Can you copy out, word for word, the lines starting at the one containing "What elements are" and ending at the one containing "network-node bbox=[260, 118, 267, 124]", with both of those included?

--- begin Records for this exercise ---

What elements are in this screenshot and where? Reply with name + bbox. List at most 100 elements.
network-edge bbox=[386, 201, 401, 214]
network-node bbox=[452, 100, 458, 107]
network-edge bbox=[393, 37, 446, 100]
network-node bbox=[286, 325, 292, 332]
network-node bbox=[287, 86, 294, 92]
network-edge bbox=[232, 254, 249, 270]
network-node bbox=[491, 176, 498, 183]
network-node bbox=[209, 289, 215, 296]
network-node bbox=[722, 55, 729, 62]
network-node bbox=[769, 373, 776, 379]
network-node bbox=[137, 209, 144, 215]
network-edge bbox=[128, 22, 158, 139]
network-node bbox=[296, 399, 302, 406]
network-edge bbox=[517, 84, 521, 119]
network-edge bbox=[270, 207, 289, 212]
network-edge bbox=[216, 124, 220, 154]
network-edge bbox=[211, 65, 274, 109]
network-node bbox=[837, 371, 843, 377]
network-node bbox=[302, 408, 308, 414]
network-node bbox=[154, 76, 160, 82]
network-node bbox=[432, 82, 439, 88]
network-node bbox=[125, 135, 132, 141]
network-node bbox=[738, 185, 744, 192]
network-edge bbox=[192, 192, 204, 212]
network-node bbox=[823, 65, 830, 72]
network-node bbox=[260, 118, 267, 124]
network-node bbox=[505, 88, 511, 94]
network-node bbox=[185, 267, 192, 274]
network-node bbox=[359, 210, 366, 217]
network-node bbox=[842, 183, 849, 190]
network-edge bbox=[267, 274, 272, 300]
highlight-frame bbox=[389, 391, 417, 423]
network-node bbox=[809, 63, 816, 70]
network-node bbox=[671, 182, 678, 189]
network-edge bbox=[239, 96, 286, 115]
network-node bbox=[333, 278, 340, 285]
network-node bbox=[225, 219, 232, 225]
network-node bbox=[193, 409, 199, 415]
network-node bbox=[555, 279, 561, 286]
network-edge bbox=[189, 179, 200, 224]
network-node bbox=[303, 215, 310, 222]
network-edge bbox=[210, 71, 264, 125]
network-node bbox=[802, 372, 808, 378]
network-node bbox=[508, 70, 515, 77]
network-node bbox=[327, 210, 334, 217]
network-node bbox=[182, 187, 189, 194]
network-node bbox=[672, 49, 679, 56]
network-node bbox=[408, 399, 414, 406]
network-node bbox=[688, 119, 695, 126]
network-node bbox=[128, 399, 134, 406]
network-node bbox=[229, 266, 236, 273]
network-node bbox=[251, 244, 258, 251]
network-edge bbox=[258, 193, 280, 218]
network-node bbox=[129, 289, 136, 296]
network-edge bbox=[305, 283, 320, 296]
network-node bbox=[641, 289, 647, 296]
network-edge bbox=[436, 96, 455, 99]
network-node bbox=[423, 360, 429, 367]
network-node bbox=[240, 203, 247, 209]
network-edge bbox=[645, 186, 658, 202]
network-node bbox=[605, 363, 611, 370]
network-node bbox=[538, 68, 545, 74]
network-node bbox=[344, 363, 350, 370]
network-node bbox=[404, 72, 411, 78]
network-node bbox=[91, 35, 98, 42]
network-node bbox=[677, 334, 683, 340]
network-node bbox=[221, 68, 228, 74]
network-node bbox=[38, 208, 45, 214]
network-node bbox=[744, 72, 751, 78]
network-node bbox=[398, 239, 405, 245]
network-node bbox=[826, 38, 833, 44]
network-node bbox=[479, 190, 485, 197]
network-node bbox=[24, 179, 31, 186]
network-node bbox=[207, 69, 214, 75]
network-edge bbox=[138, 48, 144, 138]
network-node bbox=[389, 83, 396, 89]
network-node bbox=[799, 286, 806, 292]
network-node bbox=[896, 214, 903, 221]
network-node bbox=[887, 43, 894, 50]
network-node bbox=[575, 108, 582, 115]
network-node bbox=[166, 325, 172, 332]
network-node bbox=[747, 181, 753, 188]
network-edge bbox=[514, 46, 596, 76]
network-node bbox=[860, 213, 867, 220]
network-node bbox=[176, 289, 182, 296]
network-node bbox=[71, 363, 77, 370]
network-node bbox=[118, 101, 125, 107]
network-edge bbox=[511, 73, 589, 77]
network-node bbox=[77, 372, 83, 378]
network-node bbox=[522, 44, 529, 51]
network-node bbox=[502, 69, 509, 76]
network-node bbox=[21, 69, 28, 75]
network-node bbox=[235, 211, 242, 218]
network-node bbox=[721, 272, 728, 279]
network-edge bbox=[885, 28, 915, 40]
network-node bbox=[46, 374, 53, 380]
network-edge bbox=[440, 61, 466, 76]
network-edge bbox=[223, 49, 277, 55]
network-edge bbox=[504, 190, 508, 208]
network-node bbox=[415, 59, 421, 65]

--- end Records for this exercise ---
--- begin Records for this exercise ---

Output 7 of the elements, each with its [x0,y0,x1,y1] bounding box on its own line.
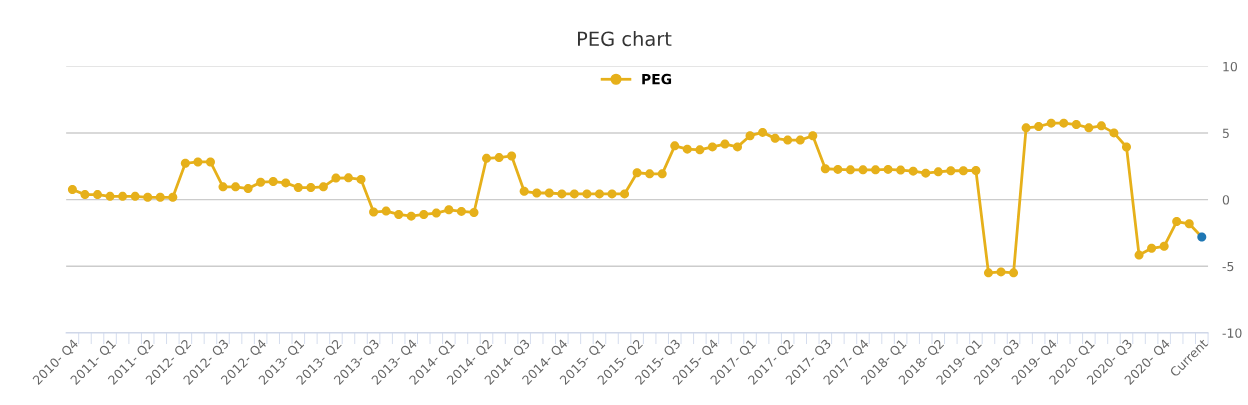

--- end Records for this exercise ---

### Task output
What elements are in this screenshot and where? Reply with name + bbox. List at most 100 elements.
network-edge bbox=[386, 201, 401, 214]
network-node bbox=[452, 100, 458, 107]
network-edge bbox=[393, 37, 446, 100]
network-node bbox=[286, 325, 292, 332]
network-node bbox=[287, 86, 294, 92]
network-edge bbox=[232, 254, 249, 270]
network-node bbox=[491, 176, 498, 183]
network-node bbox=[209, 289, 215, 296]
network-node bbox=[722, 55, 729, 62]
network-node bbox=[769, 373, 776, 379]
network-node bbox=[137, 209, 144, 215]
network-edge bbox=[128, 22, 158, 139]
network-node bbox=[296, 399, 302, 406]
network-edge bbox=[517, 84, 521, 119]
network-edge bbox=[270, 207, 289, 212]
network-edge bbox=[216, 124, 220, 154]
network-edge bbox=[211, 65, 274, 109]
network-node bbox=[837, 371, 843, 377]
network-node bbox=[302, 408, 308, 414]
network-node bbox=[154, 76, 160, 82]
network-node bbox=[432, 82, 439, 88]
network-node bbox=[125, 135, 132, 141]
network-node bbox=[738, 185, 744, 192]
network-edge bbox=[192, 192, 204, 212]
network-node bbox=[823, 65, 830, 72]
network-node bbox=[260, 118, 267, 124]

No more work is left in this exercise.